--- DATA SUPPLIED ---

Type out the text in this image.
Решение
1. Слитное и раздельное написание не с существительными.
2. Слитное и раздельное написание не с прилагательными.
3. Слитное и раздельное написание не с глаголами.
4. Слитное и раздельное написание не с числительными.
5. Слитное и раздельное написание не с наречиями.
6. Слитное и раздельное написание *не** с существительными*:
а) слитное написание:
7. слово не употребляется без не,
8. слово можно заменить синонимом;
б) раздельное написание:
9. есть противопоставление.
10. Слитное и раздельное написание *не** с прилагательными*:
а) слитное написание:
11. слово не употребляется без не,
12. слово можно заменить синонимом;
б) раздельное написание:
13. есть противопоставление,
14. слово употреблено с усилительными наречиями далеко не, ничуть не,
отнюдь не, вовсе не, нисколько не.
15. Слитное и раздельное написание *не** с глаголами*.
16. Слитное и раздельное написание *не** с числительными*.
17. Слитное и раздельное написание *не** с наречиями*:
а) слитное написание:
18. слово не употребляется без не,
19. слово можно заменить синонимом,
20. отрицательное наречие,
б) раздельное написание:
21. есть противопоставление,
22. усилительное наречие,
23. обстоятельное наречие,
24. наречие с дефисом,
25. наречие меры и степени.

--- YOUR OBJECTIVE ---
Each entry above is to be printed again exactly.

--- WRITTEN SOLUTION ---
Type out the text in this image.
Решение
1. Слитное и раздельное написание не с существительными.
2. Слитное и раздельное написание не с прилагательными.
3. Слитное и раздельное написание не с глаголами.
4. Слитное и раздельное написание не с числительными.
5. Слитное и раздельное написание не с наречиями.
6. Слитное и раздельное написание *не** с существительными*:
а) слитное написание:
7. слово не употребляется без не,
8. слово можно заменить синонимом;
б) раздельное написание:
9. есть противопоставление.
10. Слитное и раздельное написание *не** с прилагательными*:
а) слитное написание:
11. слово не употребляется без не,
12. слово можно заменить синонимом;
б) раздельное написание:
13. есть противопоставление,
14. слово употреблено с усилительными наречиями далеко не, ничуть не,
отнюдь не, вовсе не, нисколько не.
15. Слитное и раздельное написание *не** с глаголами*.
16. Слитное и раздельное написание *не** с числительными*.
17. Слитное и раздельное написание *не** с наречиями*:
а) слитное написание:
18. слово не употребляется без не,
19. слово можно заменить синонимом,
20. отрицательное наречие,
б) раздельное написание:
21. есть противопоставление,
22. усилительное наречие,
23. обстоятельное наречие,
24. наречие с дефисом,
25. наречие меры и степени.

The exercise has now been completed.